| Exercise |
How many of the lines here include "this"? Answer with a single number.

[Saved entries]

[Begin]

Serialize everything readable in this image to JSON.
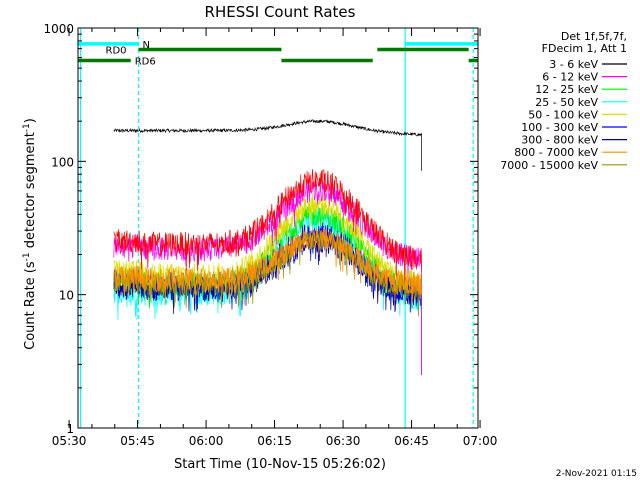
{
  "chart_data": {
    "type": "line",
    "title": "RHESSI Count Rates",
    "xlabel": "Start Time (10-Nov-15 05:26:02)",
    "ylabel_main": "Count Rate (s",
    "ylabel_sup1": "-1",
    "ylabel_mid": " detector segment",
    "ylabel_sup2": "-1",
    "ylabel_close": ")",
    "yscale": "log",
    "ylim": [
      1,
      1000
    ],
    "xlim_minutes": [
      5.95,
      93.55
    ],
    "x_ticks": [
      {
        "minute": 4,
        "label": "05:30"
      },
      {
        "minute": 19,
        "label": "05:45"
      },
      {
        "minute": 34,
        "label": "06:00"
      },
      {
        "minute": 49,
        "label": "06:15"
      },
      {
        "minute": 64,
        "label": "06:30"
      },
      {
        "minute": 79,
        "label": "06:45"
      },
      {
        "minute": 94,
        "label": "07:00"
      }
    ],
    "y_ticks": [
      {
        "value": 1,
        "label": "1"
      },
      {
        "value": 10,
        "label": "10"
      },
      {
        "value": 100,
        "label": "100"
      },
      {
        "value": 1000,
        "label": "1000"
      }
    ],
    "timestamp": "2-Nov-2021 01:15",
    "legend_header": [
      "Det 1f,5f,7f,",
      "FDecim 1, Att 1"
    ],
    "series": [
      {
        "name": "3 - 6 keV",
        "color": "#000000",
        "base": 170,
        "peak": 200,
        "end": 158
      },
      {
        "name": "6 - 12 keV",
        "color": "#ff00ff",
        "base": 22,
        "peak": 62,
        "end": 18
      },
      {
        "name": "12 - 25 keV",
        "color": "#00ee00",
        "base": 12,
        "peak": 40,
        "end": 11
      },
      {
        "name": "25 - 50 keV",
        "color": "#00ffff",
        "base": 10,
        "peak": 37,
        "end": 9
      },
      {
        "name": "50 - 100 keV",
        "color": "#dddd00",
        "base": 14,
        "peak": 48,
        "end": 12
      },
      {
        "name": "100 - 300 keV",
        "color": "#0000ff",
        "base": 12,
        "peak": 29,
        "end": 10
      },
      {
        "name": "300 - 800 keV",
        "color": "#0000a0",
        "base": 11,
        "peak": 25,
        "end": 10
      },
      {
        "name": "800 - 7000 keV",
        "color": "#ff8c00",
        "base": 13,
        "peak": 27,
        "end": 12
      },
      {
        "name": "7000 - 15000 keV",
        "color": "#999900",
        "base": 12,
        "peak": 26,
        "end": 11
      },
      {
        "name": "",
        "color": "#ff0000",
        "base": 24,
        "peak": 72,
        "end": 18
      }
    ],
    "data_window_minutes": [
      13.8,
      81.2
    ],
    "peak_minute": 58.5,
    "state_bars": [
      {
        "label": "N",
        "color": "#00ffff",
        "segments": [
          [
            5.95,
            19.2
          ],
          [
            77.6,
            93.55
          ]
        ],
        "value": 760
      },
      {
        "label": "RD0",
        "color": "#007700",
        "segments": [
          [
            19.2,
            50.5
          ],
          [
            71.5,
            91.5
          ]
        ],
        "value": 690
      },
      {
        "label": "RD6",
        "color": "#007700",
        "segments": [
          [
            5.95,
            17.5
          ],
          [
            50.5,
            70.5
          ],
          [
            91.5,
            93.55
          ]
        ],
        "value": 570
      }
    ],
    "vlines": [
      {
        "minute": 6.5,
        "color": "#00ffff",
        "style": "solid"
      },
      {
        "minute": 19.2,
        "color": "#00ffff",
        "style": "dashed"
      },
      {
        "minute": 77.6,
        "color": "#00ffff",
        "style": "solid"
      },
      {
        "minute": 92.5,
        "color": "#00ffff",
        "style": "dashed"
      }
    ]
  }
}
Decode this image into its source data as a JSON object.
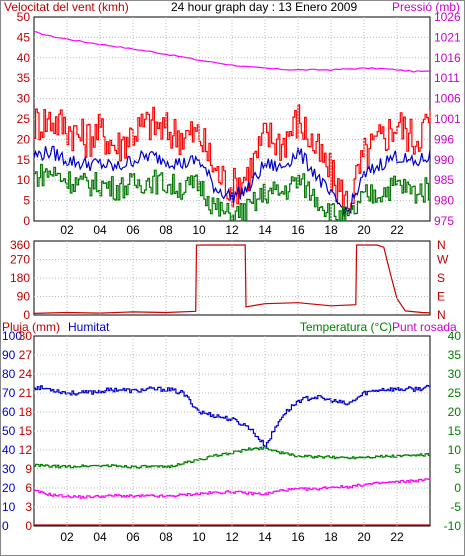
{
  "chart_data": [
    {
      "type": "line",
      "id": "wind-pressure",
      "title": "24 hour graph day : 13 Enero 2009",
      "left_axis_label": "Velocitat del vent (kmh)",
      "right_axis_label": "Pressió (mb)",
      "x_ticks": [
        "02",
        "04",
        "06",
        "08",
        "10",
        "12",
        "14",
        "16",
        "18",
        "20",
        "22"
      ],
      "left_ticks": [
        50,
        45,
        40,
        35,
        30,
        25,
        20,
        15,
        10,
        5,
        0
      ],
      "right_ticks": [
        1026,
        1021,
        1016,
        1011,
        1006,
        1001,
        996,
        990,
        985,
        980,
        975
      ],
      "ylim_left": [
        0,
        50
      ],
      "ylim_right": [
        975,
        1026
      ],
      "x_hours": [
        0,
        1,
        2,
        3,
        4,
        5,
        6,
        7,
        8,
        9,
        10,
        11,
        12,
        13,
        14,
        15,
        16,
        17,
        18,
        19,
        20,
        21,
        22,
        23,
        24
      ],
      "series": [
        {
          "key": "pressure",
          "axis": "right",
          "color": "#ff00ff",
          "values": [
            1022.3,
            1021.2,
            1020.5,
            1019.8,
            1019.2,
            1018.6,
            1018.0,
            1017.4,
            1016.7,
            1016.0,
            1015.2,
            1014.6,
            1014.0,
            1013.5,
            1013.2,
            1012.9,
            1012.8,
            1012.8,
            1012.8,
            1013.0,
            1013.2,
            1013.1,
            1012.8,
            1012.4,
            1012.4
          ]
        },
        {
          "key": "gust",
          "axis": "left",
          "color": "#ff0000",
          "values": [
            24,
            25,
            23,
            20,
            22,
            18,
            22,
            24,
            22,
            21,
            21,
            12,
            8,
            12,
            21,
            19,
            25,
            18,
            11,
            4,
            16,
            20,
            24,
            20,
            25
          ]
        },
        {
          "key": "avg",
          "axis": "left",
          "color": "#0000cc",
          "values": [
            16,
            17,
            15,
            14,
            14,
            13,
            15,
            16,
            15,
            14,
            15,
            8,
            6,
            8,
            14,
            13,
            17,
            12,
            6,
            2,
            11,
            14,
            16,
            14,
            16
          ]
        },
        {
          "key": "min",
          "axis": "left",
          "color": "#007700",
          "values": [
            11,
            12,
            10,
            9,
            9,
            8,
            9,
            10,
            9,
            8,
            9,
            3,
            1,
            3,
            7,
            7,
            10,
            6,
            2,
            0,
            6,
            7,
            9,
            7,
            8
          ]
        }
      ]
    },
    {
      "type": "line",
      "id": "wind-direction",
      "left_ticks": [
        360,
        270,
        180,
        90,
        0
      ],
      "right_ticks": [
        "N",
        "W",
        "S",
        "E",
        "N"
      ],
      "ylim": [
        0,
        360
      ],
      "series": [
        {
          "key": "direction",
          "color": "#cc0000",
          "points": [
            [
              0,
              8
            ],
            [
              2,
              12
            ],
            [
              4,
              9
            ],
            [
              6,
              15
            ],
            [
              8,
              12
            ],
            [
              9.8,
              18
            ],
            [
              9.85,
              340
            ],
            [
              10.5,
              345
            ],
            [
              11.2,
              360
            ],
            [
              12.8,
              355
            ],
            [
              12.85,
              40
            ],
            [
              14,
              55
            ],
            [
              16,
              60
            ],
            [
              18,
              45
            ],
            [
              19.5,
              50
            ],
            [
              19.55,
              355
            ],
            [
              20.8,
              350
            ],
            [
              21.2,
              330
            ],
            [
              21.6,
              200
            ],
            [
              22.0,
              80
            ],
            [
              22.5,
              20
            ],
            [
              23.5,
              12
            ],
            [
              24,
              10
            ]
          ]
        }
      ]
    },
    {
      "type": "line",
      "id": "rain-humidity-temp",
      "left_axis_label": "Pluja (mm)",
      "humidity_label": "Humitat",
      "temperature_label": "Temperatura (°C)",
      "dewpoint_label": "Punt rosada",
      "left_ticks_outer": [
        100,
        90,
        80,
        70,
        60,
        50,
        40,
        30,
        20,
        10,
        0
      ],
      "left_ticks_inner": [
        30,
        27,
        24,
        21,
        18,
        15,
        12,
        9,
        6,
        3,
        0
      ],
      "right_ticks": [
        40,
        35,
        30,
        25,
        20,
        15,
        10,
        5,
        0,
        -5,
        -10
      ],
      "ylim_humidity": [
        0,
        100
      ],
      "ylim_temperature": [
        -10,
        40
      ],
      "x_hours": [
        0,
        1,
        2,
        3,
        4,
        5,
        6,
        7,
        8,
        9,
        10,
        11,
        12,
        13,
        14,
        15,
        16,
        17,
        18,
        19,
        20,
        21,
        22,
        23,
        24
      ],
      "series": [
        {
          "key": "humidity",
          "color": "#0000cc",
          "values": [
            73,
            72,
            70,
            70,
            71,
            72,
            71,
            72,
            72,
            70,
            60,
            58,
            56,
            52,
            42,
            58,
            66,
            68,
            66,
            64,
            70,
            72,
            72,
            72,
            73
          ]
        },
        {
          "key": "temperature",
          "color": "#008000",
          "values": [
            6.0,
            5.7,
            5.6,
            5.8,
            5.9,
            5.8,
            5.6,
            5.6,
            5.5,
            6.5,
            7.5,
            8.5,
            9.3,
            10.2,
            10.6,
            9.2,
            8.4,
            8.2,
            8.1,
            8.0,
            8.2,
            8.3,
            8.4,
            8.6,
            8.8
          ]
        },
        {
          "key": "dewpoint",
          "color": "#ff00ff",
          "values": [
            -0.8,
            -1.8,
            -2.2,
            -2.4,
            -2.2,
            -2.0,
            -2.2,
            -2.1,
            -2.2,
            -1.8,
            -1.5,
            -1.2,
            -1.0,
            -1.4,
            -1.6,
            -0.6,
            -0.3,
            -0.3,
            0.3,
            0.3,
            0.9,
            1.3,
            1.6,
            1.9,
            2.2
          ]
        },
        {
          "key": "rain",
          "color": "#cc0000",
          "values": [
            0,
            0,
            0,
            0,
            0,
            0,
            0,
            0,
            0,
            0,
            0,
            0,
            0,
            0,
            0,
            0,
            0,
            0,
            0,
            0,
            0,
            0,
            0,
            0,
            0
          ]
        }
      ]
    }
  ]
}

[End]

| Response |
2